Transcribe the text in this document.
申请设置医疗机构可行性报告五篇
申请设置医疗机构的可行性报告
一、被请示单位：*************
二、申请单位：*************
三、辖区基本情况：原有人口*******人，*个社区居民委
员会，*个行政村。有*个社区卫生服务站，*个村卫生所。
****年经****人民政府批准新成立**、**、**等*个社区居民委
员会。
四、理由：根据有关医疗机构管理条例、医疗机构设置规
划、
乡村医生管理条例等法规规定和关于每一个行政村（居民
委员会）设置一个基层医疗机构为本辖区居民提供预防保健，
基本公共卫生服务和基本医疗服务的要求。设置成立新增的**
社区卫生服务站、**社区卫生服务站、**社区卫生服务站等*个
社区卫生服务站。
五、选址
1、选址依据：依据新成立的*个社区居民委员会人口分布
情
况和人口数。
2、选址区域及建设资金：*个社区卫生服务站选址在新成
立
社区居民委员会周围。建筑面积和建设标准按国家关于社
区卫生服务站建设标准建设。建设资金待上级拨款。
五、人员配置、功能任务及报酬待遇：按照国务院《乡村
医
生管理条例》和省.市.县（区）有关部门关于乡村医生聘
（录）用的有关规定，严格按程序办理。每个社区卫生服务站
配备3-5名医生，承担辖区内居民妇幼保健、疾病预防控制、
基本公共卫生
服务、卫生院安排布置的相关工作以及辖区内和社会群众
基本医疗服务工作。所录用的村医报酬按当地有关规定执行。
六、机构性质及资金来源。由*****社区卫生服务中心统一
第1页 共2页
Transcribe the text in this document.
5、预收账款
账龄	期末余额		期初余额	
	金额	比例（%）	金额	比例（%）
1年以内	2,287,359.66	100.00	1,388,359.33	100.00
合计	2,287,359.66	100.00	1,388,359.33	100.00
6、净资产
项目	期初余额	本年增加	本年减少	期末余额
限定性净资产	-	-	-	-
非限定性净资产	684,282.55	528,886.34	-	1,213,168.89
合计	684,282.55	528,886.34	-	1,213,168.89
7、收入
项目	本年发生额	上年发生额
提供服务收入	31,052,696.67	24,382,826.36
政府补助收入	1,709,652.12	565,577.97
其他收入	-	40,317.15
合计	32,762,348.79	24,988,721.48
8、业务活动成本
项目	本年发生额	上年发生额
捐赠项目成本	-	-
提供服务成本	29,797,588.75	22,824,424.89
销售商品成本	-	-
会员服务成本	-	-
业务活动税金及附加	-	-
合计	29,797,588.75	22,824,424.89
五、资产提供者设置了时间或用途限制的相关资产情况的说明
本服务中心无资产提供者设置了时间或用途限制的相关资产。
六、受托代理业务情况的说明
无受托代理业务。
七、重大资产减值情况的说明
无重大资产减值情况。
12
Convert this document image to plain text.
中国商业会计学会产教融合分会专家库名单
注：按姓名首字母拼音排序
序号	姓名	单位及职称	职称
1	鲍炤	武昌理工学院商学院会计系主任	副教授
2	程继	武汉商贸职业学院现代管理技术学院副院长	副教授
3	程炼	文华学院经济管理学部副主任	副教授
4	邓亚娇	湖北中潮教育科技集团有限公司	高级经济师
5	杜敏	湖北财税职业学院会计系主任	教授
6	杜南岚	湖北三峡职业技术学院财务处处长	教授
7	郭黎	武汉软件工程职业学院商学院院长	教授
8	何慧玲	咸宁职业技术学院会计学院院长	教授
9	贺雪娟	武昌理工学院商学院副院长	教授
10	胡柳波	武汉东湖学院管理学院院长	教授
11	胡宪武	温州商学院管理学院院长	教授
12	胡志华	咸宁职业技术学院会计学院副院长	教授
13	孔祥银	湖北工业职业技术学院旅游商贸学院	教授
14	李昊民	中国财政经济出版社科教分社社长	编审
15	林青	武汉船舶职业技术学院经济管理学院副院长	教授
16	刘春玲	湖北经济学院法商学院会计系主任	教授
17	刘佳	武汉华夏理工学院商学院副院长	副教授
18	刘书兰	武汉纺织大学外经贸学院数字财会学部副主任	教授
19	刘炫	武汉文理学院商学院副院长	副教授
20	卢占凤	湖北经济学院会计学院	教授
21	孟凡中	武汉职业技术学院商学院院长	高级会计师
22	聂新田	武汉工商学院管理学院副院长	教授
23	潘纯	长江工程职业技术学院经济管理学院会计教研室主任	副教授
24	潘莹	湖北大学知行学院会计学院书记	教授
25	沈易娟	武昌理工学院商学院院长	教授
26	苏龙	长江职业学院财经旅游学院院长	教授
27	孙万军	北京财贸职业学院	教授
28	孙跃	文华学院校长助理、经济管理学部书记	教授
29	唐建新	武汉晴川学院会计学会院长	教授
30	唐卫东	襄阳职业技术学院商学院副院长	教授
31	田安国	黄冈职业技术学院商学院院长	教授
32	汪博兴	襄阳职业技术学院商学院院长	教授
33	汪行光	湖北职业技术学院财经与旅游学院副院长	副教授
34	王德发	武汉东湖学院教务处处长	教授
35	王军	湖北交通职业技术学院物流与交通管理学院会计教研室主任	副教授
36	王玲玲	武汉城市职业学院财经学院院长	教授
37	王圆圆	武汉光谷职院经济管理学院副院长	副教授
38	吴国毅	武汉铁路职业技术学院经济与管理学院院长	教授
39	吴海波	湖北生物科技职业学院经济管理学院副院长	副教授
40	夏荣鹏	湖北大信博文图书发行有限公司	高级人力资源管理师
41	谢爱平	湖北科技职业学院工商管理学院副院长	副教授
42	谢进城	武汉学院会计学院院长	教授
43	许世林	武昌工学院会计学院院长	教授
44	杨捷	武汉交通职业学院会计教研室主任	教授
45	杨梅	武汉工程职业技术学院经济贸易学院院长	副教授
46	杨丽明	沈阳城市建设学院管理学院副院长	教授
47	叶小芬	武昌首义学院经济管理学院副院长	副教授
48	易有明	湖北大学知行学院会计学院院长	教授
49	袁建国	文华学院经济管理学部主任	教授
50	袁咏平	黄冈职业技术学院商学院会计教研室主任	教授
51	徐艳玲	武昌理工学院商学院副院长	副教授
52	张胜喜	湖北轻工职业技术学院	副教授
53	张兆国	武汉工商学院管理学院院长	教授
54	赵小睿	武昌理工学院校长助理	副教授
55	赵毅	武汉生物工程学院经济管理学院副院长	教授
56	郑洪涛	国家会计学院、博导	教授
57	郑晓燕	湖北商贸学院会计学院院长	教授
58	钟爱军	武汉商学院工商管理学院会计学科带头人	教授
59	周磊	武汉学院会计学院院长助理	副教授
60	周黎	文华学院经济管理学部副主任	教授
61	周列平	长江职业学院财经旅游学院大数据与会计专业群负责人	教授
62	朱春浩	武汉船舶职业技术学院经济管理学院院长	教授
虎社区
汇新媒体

#### WHAT IS EXPECTED
Quote the listing in full, please, keeping every line exact.

#### FINAL RESULT
Transcribe the text in this document.
申请设置医疗机构可行性报告五篇
申请设置医疗机构的可行性报告
一、被请示单位：*************
二、申请单位：*************
三、辖区基本情况：原有人口*******人，*个社区居民委
员会，*个行政村。有*个社区卫生服务站，*个村卫生所。
****年经****人民政府批准新成立**、**、**等*个社区居民委
员会。
四、理由：根据有关医疗机构管理条例、医疗机构设置规
划、
乡村医生管理条例等法规规定和关于每一个行政村（居民
委员会）设置一个基层医疗机构为本辖区居民提供预防保健，
基本公共卫生服务和基本医疗服务的要求。设置成立新增的**
社区卫生服务站、**社区卫生服务站、**社区卫生服务站等*个
社区卫生服务站。
五、选址
1、选址依据：依据新成立的*个社区居民委员会人口分布
情
况和人口数。
2、选址区域及建设资金：*个社区卫生服务站选址在新成
立
社区居民委员会周围。建筑面积和建设标准按国家关于社
区卫生服务站建设标准建设。建设资金待上级拨款。
五、人员配置、功能任务及报酬待遇：按照国务院《乡村
医
生管理条例》和省.市.县（区）有关部门关于乡村医生聘
（录）用的有关规定，严格按程序办理。每个社区卫生服务站
配备3-5名医生，承担辖区内居民妇幼保健、疾病预防控制、
基本公共卫生
服务、卫生院安排布置的相关工作以及辖区内和社会群众
基本医疗服务工作。所录用的村医报酬按当地有关规定执行。
六、机构性质及资金来源。由*****社区卫生服务中心统一
第1页 共2页
Transcribe the text in this document.
5、预收账款
账龄	期末余额		期初余额	
	金额	比例（%）	金额	比例（%）
1年以内	2,287,359.66	100.00	1,388,359.33	100.00
合计	2,287,359.66	100.00	1,388,359.33	100.00
6、净资产
项目	期初余额	本年增加	本年减少	期末余额
限定性净资产	-	-	-	-
非限定性净资产	684,282.55	528,886.34	-	1,213,168.89
合计	684,282.55	528,886.34	-	1,213,168.89
7、收入
项目	本年发生额	上年发生额
提供服务收入	31,052,696.67	24,382,826.36
政府补助收入	1,709,652.12	565,577.97
其他收入	-	40,317.15
合计	32,762,348.79	24,988,721.48
8、业务活动成本
项目	本年发生额	上年发生额
捐赠项目成本	-	-
提供服务成本	29,797,588.75	22,824,424.89
销售商品成本	-	-
会员服务成本	-	-
业务活动税金及附加	-	-
合计	29,797,588.75	22,824,424.89
五、资产提供者设置了时间或用途限制的相关资产情况的说明
本服务中心无资产提供者设置了时间或用途限制的相关资产。
六、受托代理业务情况的说明
无受托代理业务。
七、重大资产减值情况的说明
无重大资产减值情况。
12
Convert this document image to plain text.
中国商业会计学会产教融合分会专家库名单
注：按姓名首字母拼音排序
序号	姓名	单位及职称	职称
1	鲍炤	武昌理工学院商学院会计系主任	副教授
2	程继	武汉商贸职业学院现代管理技术学院副院长	副教授
3	程炼	文华学院经济管理学部副主任	副教授
4	邓亚娇	湖北中潮教育科技集团有限公司	高级经济师
5	杜敏	湖北财税职业学院会计系主任	教授
6	杜南岚	湖北三峡职业技术学院财务处处长	教授
7	郭黎	武汉软件工程职业学院商学院院长	教授
8	何慧玲	咸宁职业技术学院会计学院院长	教授
9	贺雪娟	武昌理工学院商学院副院长	教授
10	胡柳波	武汉东湖学院管理学院院长	教授
11	胡宪武	温州商学院管理学院院长	教授
12	胡志华	咸宁职业技术学院会计学院副院长	教授
13	孔祥银	湖北工业职业技术学院旅游商贸学院	教授
14	李昊民	中国财政经济出版社科教分社社长	编审
15	林青	武汉船舶职业技术学院经济管理学院副院长	教授
16	刘春玲	湖北经济学院法商学院会计系主任	教授
17	刘佳	武汉华夏理工学院商学院副院长	副教授
18	刘书兰	武汉纺织大学外经贸学院数字财会学部副主任	教授
19	刘炫	武汉文理学院商学院副院长	副教授
20	卢占凤	湖北经济学院会计学院	教授
21	孟凡中	武汉职业技术学院商学院院长	高级会计师
22	聂新田	武汉工商学院管理学院副院长	教授
23	潘纯	长江工程职业技术学院经济管理学院会计教研室主任	副教授
24	潘莹	湖北大学知行学院会计学院书记	教授
25	沈易娟	武昌理工学院商学院院长	教授
26	苏龙	长江职业学院财经旅游学院院长	教授
27	孙万军	北京财贸职业学院	教授
28	孙跃	文华学院校长助理、经济管理学部书记	教授
29	唐建新	武汉晴川学院会计学会院长	教授
30	唐卫东	襄阳职业技术学院商学院副院长	教授
31	田安国	黄冈职业技术学院商学院院长	教授
32	汪博兴	襄阳职业技术学院商学院院长	教授
33	汪行光	湖北职业技术学院财经与旅游学院副院长	副教授
34	王德发	武汉东湖学院教务处处长	教授
35	王军	湖北交通职业技术学院物流与交通管理学院会计教研室主任	副教授
36	王玲玲	武汉城市职业学院财经学院院长	教授
37	王圆圆	武汉光谷职院经济管理学院副院长	副教授
38	吴国毅	武汉铁路职业技术学院经济与管理学院院长	教授
39	吴海波	湖北生物科技职业学院经济管理学院副院长	副教授
40	夏荣鹏	湖北大信博文图书发行有限公司	高级人力资源管理师
41	谢爱平	湖北科技职业学院工商管理学院副院长	副教授
42	谢进城	武汉学院会计学院院长	教授
43	许世林	武昌工学院会计学院院长	教授
44	杨捷	武汉交通职业学院会计教研室主任	教授
45	杨梅	武汉工程职业技术学院经济贸易学院院长	副教授
46	杨丽明	沈阳城市建设学院管理学院副院长	教授
47	叶小芬	武昌首义学院经济管理学院副院长	副教授
48	易有明	湖北大学知行学院会计学院院长	教授
49	袁建国	文华学院经济管理学部主任	教授
50	袁咏平	黄冈职业技术学院商学院会计教研室主任	教授
51	徐艳玲	武昌理工学院商学院副院长	副教授
52	张胜喜	湖北轻工职业技术学院	副教授
53	张兆国	武汉工商学院管理学院院长	教授
54	赵小睿	武昌理工学院校长助理	副教授
55	赵毅	武汉生物工程学院经济管理学院副院长	教授
56	郑洪涛	国家会计学院、博导	教授
57	郑晓燕	湖北商贸学院会计学院院长	教授
58	钟爱军	武汉商学院工商管理学院会计学科带头人	教授
59	周磊	武汉学院会计学院院长助理	副教授
60	周黎	文华学院经济管理学部副主任	教授
61	周列平	长江职业学院财经旅游学院大数据与会计专业群负责人	教授
62	朱春浩	武汉船舶职业技术学院经济管理学院院长	教授
虎社区
汇新媒体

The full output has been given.